OBJECTIVE » In the material below, count the lines with the word "RAZONABLE" and state that number only.

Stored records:
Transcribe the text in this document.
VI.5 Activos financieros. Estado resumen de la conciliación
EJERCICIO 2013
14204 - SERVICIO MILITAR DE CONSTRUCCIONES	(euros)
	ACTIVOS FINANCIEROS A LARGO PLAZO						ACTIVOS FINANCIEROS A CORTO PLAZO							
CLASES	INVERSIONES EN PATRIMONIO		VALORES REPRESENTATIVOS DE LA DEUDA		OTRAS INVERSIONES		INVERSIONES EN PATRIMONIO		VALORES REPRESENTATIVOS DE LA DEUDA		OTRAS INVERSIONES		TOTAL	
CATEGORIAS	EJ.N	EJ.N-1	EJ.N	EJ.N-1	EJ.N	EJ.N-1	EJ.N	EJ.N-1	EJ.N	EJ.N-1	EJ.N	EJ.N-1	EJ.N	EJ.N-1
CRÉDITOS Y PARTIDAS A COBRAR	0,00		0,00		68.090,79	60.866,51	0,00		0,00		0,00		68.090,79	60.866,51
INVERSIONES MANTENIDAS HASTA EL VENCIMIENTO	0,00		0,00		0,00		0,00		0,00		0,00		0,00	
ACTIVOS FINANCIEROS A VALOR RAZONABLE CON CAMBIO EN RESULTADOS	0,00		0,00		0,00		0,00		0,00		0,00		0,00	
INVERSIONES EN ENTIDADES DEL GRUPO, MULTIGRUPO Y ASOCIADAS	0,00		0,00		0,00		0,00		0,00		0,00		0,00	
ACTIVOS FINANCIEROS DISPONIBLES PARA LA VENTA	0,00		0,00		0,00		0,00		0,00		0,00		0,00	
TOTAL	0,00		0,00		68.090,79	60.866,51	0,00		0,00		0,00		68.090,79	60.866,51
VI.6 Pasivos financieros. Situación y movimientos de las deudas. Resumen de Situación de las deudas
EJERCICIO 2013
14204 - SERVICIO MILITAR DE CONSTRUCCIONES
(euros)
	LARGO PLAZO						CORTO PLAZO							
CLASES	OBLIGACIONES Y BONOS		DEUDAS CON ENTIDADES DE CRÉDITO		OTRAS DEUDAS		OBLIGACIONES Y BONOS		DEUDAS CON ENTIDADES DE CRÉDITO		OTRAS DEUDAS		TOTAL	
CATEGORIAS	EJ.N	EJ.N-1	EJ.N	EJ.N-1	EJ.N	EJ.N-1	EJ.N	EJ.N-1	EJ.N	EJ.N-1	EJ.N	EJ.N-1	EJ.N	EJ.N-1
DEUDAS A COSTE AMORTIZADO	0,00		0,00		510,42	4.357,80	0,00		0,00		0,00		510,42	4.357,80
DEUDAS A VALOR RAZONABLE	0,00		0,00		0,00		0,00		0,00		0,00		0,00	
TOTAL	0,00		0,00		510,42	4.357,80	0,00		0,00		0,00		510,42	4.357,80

SOLUTION » 2